◆ Data for processing ◆
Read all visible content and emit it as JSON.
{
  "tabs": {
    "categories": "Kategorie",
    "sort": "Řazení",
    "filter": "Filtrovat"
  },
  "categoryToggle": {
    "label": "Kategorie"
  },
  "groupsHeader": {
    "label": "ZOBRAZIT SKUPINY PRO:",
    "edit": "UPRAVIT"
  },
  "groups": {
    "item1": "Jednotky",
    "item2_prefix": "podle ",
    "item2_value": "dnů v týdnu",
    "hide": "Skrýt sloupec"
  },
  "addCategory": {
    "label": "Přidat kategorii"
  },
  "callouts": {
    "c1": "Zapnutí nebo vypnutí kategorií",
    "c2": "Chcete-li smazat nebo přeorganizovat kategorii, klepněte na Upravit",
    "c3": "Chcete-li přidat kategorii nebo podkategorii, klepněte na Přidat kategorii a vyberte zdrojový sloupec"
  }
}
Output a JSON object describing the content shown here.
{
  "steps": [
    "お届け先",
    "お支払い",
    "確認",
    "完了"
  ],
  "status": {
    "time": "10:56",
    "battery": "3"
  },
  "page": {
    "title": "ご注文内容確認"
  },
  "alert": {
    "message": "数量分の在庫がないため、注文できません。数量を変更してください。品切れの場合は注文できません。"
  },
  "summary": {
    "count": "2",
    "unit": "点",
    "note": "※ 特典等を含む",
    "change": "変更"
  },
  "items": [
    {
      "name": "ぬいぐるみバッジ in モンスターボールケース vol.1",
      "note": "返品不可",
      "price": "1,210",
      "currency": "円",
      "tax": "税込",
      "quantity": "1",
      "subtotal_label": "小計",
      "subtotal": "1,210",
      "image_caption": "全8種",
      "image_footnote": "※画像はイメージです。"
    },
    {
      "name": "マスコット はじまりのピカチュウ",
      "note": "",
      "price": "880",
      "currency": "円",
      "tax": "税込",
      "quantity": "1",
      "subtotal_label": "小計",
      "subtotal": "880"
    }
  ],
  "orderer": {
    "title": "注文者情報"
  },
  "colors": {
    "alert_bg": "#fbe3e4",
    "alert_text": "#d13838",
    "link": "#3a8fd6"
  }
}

◆ What you will do ◆
Retype the material in full, character for character.

◆ Output of the exercise ◆
Read all visible content and emit it as JSON.
{
  "tabs": {
    "categories": "Kategorie",
    "sort": "Řazení",
    "filter": "Filtrovat"
  },
  "categoryToggle": {
    "label": "Kategorie"
  },
  "groupsHeader": {
    "label": "ZOBRAZIT SKUPINY PRO:",
    "edit": "UPRAVIT"
  },
  "groups": {
    "item1": "Jednotky",
    "item2_prefix": "podle ",
    "item2_value": "dnů v týdnu",
    "hide": "Skrýt sloupec"
  },
  "addCategory": {
    "label": "Přidat kategorii"
  },
  "callouts": {
    "c1": "Zapnutí nebo vypnutí kategorií",
    "c2": "Chcete-li smazat nebo přeorganizovat kategorii, klepněte na Upravit",
    "c3": "Chcete-li přidat kategorii nebo podkategorii, klepněte na Přidat kategorii a vyberte zdrojový sloupec"
  }
}
Output a JSON object describing the content shown here.
{
  "steps": [
    "お届け先",
    "お支払い",
    "確認",
    "完了"
  ],
  "status": {
    "time": "10:56",
    "battery": "3"
  },
  "page": {
    "title": "ご注文内容確認"
  },
  "alert": {
    "message": "数量分の在庫がないため、注文できません。数量を変更してください。品切れの場合は注文できません。"
  },
  "summary": {
    "count": "2",
    "unit": "点",
    "note": "※ 特典等を含む",
    "change": "変更"
  },
  "items": [
    {
      "name": "ぬいぐるみバッジ in モンスターボールケース vol.1",
      "note": "返品不可",
      "price": "1,210",
      "currency": "円",
      "tax": "税込",
      "quantity": "1",
      "subtotal_label": "小計",
      "subtotal": "1,210",
      "image_caption": "全8種",
      "image_footnote": "※画像はイメージです。"
    },
    {
      "name": "マスコット はじまりのピカチュウ",
      "note": "",
      "price": "880",
      "currency": "円",
      "tax": "税込",
      "quantity": "1",
      "subtotal_label": "小計",
      "subtotal": "880"
    }
  ],
  "orderer": {
    "title": "注文者情報"
  },
  "colors": {
    "alert_bg": "#fbe3e4",
    "alert_text": "#d13838",
    "link": "#3a8fd6"
  }
}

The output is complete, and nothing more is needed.